- The exercise: Without the pictures, give the entries below again exactly as written.
####################
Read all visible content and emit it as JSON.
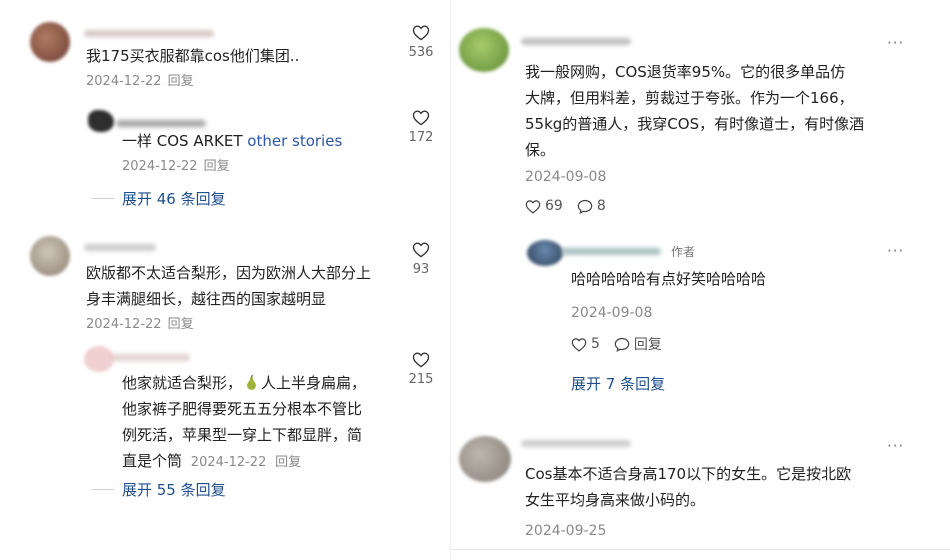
{
  "left": {
    "comments": [
      {
        "text": "我175买衣服都靠cos他们集团..",
        "date": "2024-12-22",
        "reply": "回复",
        "likes": "536",
        "avatar_color": "#8b5a4a"
      },
      {
        "text_prefix": "一样 COS ARKET ",
        "text_link": "other stories",
        "date": "2024-12-22",
        "reply": "回复",
        "likes": "172",
        "avatar_color": "#3a3a3a"
      },
      {
        "expand": "展开 46 条回复"
      },
      {
        "line1": "欧版都不太适合梨形，因为欧洲人大部分上",
        "line2": "身丰满腿细长，越往西的国家越明显",
        "date": "2024-12-22",
        "reply": "回复",
        "likes": "93",
        "avatar_color": "#a89c8c"
      },
      {
        "line1_a": "他家就适合梨形，",
        "line1_b": "人上半身扁扁，",
        "line2": "他家裤子肥得要死五五分根本不管比",
        "line3": "例死活，苹果型一穿上下都显胖，简",
        "line4": "直是个筒",
        "date": "2024-12-22",
        "reply": "回复",
        "likes": "215",
        "avatar_color": "#d9a0a0"
      },
      {
        "expand": "展开 55 条回复"
      }
    ]
  },
  "right": {
    "comments": [
      {
        "line1": "我一般网购，COS退货率95%。它的很多单品仿",
        "line2": "大牌，但用料差，剪裁过于夸张。作为一个166，",
        "line3": "55kg的普通人，我穿COS，有时像道士，有时像酒",
        "line4": "保。",
        "date": "2024-09-08",
        "likes": "69",
        "comments": "8",
        "more": "···",
        "avatar_color": "#7aa84a"
      },
      {
        "text": "哈哈哈哈哈有点好笑哈哈哈哈",
        "author_tag": "作者",
        "date": "2024-09-08",
        "likes": "5",
        "reply": "回复",
        "more": "···",
        "avatar_color": "#4a6a8a"
      },
      {
        "expand": "展开 7 条回复"
      },
      {
        "line1": "Cos基本不适合身高170以下的女生。它是按北欧",
        "line2": "女生平均身高来做小码的。",
        "date": "2024-09-25",
        "more": "···",
        "avatar_color": "#9a948c"
      }
    ]
  },
  "icons": {
    "like": "heart-outline-icon",
    "comment": "comment-bubble-icon",
    "more": "more-dots-icon",
    "emoji": "pear-emoji-icon"
  }
}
####################
- Result of this task:
Read all visible content and emit it as JSON.
{
  "left": {
    "comments": [
      {
        "text": "我175买衣服都靠cos他们集团..",
        "date": "2024-12-22",
        "reply": "回复",
        "likes": "536",
        "avatar_color": "#8b5a4a"
      },
      {
        "text_prefix": "一样 COS ARKET ",
        "text_link": "other stories",
        "date": "2024-12-22",
        "reply": "回复",
        "likes": "172",
        "avatar_color": "#3a3a3a"
      },
      {
        "expand": "展开 46 条回复"
      },
      {
        "line1": "欧版都不太适合梨形，因为欧洲人大部分上",
        "line2": "身丰满腿细长，越往西的国家越明显",
        "date": "2024-12-22",
        "reply": "回复",
        "likes": "93",
        "avatar_color": "#a89c8c"
      },
      {
        "line1_a": "他家就适合梨形，",
        "line1_b": "人上半身扁扁，",
        "line2": "他家裤子肥得要死五五分根本不管比",
        "line3": "例死活，苹果型一穿上下都显胖，简",
        "line4": "直是个筒",
        "date": "2024-12-22",
        "reply": "回复",
        "likes": "215",
        "avatar_color": "#d9a0a0"
      },
      {
        "expand": "展开 55 条回复"
      }
    ]
  },
  "right": {
    "comments": [
      {
        "line1": "我一般网购，COS退货率95%。它的很多单品仿",
        "line2": "大牌，但用料差，剪裁过于夸张。作为一个166，",
        "line3": "55kg的普通人，我穿COS，有时像道士，有时像酒",
        "line4": "保。",
        "date": "2024-09-08",
        "likes": "69",
        "comments": "8",
        "more": "···",
        "avatar_color": "#7aa84a"
      },
      {
        "text": "哈哈哈哈哈有点好笑哈哈哈哈",
        "author_tag": "作者",
        "date": "2024-09-08",
        "likes": "5",
        "reply": "回复",
        "more": "···",
        "avatar_color": "#4a6a8a"
      },
      {
        "expand": "展开 7 条回复"
      },
      {
        "line1": "Cos基本不适合身高170以下的女生。它是按北欧",
        "line2": "女生平均身高来做小码的。",
        "date": "2024-09-25",
        "more": "···",
        "avatar_color": "#9a948c"
      }
    ]
  },
  "icons": {
    "like": "heart-outline-icon",
    "comment": "comment-bubble-icon",
    "more": "more-dots-icon",
    "emoji": "pear-emoji-icon"
  }
}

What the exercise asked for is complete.